Excerpts from a figure dataset:
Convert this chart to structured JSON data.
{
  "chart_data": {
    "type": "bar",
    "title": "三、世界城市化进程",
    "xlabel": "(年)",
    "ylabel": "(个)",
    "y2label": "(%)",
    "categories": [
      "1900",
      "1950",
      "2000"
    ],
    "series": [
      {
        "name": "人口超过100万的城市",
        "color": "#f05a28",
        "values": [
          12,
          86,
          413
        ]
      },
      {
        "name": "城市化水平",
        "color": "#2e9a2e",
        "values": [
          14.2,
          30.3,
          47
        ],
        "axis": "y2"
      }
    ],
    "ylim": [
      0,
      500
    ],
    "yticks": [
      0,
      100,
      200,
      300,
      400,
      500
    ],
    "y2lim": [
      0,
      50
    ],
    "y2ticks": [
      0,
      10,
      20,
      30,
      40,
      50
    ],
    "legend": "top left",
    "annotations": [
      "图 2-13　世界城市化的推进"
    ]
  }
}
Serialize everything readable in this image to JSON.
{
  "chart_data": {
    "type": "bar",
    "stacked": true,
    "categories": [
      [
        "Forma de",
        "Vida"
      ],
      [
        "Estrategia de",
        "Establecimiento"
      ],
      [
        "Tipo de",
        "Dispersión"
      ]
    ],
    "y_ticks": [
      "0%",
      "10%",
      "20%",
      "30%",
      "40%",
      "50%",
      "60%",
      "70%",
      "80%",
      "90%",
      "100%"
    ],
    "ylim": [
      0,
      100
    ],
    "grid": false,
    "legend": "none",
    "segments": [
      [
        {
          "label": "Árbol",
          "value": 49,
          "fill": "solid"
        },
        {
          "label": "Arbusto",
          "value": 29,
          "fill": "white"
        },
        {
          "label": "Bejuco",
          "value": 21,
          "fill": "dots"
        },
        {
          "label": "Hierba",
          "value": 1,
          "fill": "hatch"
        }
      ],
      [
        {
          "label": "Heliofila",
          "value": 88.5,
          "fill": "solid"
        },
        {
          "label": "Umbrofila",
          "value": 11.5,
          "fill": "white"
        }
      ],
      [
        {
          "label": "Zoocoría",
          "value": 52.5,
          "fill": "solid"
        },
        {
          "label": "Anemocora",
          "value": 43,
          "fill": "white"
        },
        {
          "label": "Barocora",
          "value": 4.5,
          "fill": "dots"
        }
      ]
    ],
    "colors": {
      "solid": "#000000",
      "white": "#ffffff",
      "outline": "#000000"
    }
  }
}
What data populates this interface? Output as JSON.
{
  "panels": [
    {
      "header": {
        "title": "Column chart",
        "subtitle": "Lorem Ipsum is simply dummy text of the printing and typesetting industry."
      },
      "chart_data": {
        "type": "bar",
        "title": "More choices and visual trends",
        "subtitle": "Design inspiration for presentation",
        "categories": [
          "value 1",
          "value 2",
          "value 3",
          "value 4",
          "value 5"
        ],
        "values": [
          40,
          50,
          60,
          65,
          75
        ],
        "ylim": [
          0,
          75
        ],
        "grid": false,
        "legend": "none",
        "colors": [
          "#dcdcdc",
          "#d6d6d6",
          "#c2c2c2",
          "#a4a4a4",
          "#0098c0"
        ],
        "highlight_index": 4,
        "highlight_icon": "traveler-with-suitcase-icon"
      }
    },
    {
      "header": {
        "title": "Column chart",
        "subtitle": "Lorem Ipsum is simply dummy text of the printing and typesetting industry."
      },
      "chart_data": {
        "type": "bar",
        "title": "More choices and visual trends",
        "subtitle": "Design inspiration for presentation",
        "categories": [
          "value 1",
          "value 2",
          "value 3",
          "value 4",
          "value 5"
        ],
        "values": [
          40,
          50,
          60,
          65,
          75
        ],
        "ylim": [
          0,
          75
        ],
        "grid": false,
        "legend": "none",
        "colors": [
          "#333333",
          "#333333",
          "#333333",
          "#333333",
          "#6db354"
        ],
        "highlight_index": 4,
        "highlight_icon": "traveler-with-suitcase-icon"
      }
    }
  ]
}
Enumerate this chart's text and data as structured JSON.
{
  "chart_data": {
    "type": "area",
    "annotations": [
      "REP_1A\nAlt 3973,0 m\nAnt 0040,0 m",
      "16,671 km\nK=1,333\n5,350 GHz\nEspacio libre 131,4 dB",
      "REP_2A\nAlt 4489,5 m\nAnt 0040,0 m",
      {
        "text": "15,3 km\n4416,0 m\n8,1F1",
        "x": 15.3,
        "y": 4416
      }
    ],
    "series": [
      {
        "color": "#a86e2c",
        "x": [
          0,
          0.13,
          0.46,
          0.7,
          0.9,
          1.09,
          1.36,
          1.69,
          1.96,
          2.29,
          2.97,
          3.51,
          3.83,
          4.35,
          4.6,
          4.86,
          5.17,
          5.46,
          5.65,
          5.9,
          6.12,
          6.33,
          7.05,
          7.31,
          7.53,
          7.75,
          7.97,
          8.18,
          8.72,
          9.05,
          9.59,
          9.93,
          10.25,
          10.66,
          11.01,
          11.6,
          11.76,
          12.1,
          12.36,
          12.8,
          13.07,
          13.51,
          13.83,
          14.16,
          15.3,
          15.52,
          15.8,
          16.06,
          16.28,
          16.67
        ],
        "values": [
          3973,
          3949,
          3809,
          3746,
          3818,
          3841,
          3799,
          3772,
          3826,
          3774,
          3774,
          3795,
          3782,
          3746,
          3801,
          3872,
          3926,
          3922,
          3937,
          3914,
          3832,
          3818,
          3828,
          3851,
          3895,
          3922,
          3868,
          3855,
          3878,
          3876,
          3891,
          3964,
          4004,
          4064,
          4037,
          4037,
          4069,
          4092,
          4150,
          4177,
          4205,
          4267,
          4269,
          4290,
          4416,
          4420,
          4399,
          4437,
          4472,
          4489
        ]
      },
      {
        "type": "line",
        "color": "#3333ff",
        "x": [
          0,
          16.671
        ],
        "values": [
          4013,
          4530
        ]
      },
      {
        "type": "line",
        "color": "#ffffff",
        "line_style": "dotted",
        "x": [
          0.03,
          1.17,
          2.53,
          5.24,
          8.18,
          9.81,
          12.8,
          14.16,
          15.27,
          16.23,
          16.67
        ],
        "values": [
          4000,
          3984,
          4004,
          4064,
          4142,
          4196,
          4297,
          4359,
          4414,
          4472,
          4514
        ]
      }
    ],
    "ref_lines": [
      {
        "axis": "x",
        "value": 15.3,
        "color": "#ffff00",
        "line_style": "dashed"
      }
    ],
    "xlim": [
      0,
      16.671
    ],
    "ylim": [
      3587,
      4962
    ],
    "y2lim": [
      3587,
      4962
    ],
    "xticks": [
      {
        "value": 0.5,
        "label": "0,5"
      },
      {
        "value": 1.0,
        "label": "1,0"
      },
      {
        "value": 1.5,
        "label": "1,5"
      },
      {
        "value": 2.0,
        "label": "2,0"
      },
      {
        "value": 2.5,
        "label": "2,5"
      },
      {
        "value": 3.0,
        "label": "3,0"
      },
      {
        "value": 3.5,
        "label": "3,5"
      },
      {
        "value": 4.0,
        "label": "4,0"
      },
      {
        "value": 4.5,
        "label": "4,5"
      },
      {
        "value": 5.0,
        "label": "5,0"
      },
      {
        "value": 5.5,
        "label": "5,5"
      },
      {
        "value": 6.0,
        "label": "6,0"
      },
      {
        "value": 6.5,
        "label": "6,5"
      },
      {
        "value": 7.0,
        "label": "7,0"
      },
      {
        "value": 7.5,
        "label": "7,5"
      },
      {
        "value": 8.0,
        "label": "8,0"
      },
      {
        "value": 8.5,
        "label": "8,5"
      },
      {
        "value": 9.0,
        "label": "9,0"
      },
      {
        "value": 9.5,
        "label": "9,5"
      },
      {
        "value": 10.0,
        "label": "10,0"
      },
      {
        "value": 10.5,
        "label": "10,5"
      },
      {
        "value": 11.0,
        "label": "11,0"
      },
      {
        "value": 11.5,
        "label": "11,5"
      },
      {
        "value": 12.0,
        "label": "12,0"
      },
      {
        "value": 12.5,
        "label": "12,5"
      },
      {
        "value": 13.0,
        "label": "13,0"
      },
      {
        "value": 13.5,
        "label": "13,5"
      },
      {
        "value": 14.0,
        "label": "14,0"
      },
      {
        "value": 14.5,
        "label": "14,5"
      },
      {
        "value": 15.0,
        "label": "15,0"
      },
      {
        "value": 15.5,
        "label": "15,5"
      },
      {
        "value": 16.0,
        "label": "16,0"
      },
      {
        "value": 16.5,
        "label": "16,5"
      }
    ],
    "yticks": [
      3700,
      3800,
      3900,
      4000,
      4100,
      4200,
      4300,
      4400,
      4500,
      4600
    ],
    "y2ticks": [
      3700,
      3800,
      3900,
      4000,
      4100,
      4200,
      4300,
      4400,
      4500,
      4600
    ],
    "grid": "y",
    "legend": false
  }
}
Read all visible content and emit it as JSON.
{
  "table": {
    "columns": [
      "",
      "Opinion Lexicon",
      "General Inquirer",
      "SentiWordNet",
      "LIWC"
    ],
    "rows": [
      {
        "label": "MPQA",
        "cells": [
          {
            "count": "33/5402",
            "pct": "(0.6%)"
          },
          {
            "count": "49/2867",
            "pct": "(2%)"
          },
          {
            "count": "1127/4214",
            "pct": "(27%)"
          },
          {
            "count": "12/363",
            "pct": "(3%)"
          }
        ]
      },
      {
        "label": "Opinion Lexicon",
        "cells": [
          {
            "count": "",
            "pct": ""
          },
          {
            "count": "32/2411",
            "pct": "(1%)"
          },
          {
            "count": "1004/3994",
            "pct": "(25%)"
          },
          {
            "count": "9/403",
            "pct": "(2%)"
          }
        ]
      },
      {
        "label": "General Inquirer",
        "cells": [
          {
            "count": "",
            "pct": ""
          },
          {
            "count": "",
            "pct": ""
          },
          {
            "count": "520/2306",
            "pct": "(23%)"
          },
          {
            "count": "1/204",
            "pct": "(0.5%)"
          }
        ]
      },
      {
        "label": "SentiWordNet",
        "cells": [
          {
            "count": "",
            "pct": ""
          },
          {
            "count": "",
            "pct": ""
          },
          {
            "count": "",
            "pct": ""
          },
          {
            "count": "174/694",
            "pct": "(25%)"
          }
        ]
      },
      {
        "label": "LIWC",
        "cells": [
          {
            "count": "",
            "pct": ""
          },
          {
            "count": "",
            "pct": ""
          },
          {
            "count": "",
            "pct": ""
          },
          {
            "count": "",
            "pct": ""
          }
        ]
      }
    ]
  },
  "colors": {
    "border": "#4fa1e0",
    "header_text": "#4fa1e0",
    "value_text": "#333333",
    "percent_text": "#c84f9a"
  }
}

== To do ==
Copy every single line of the material above that holds "legend".

== Expected output ==
    "legend": "top left",
    "legend": "none",
        "legend": "none",
        "legend": "none",
    "legend": false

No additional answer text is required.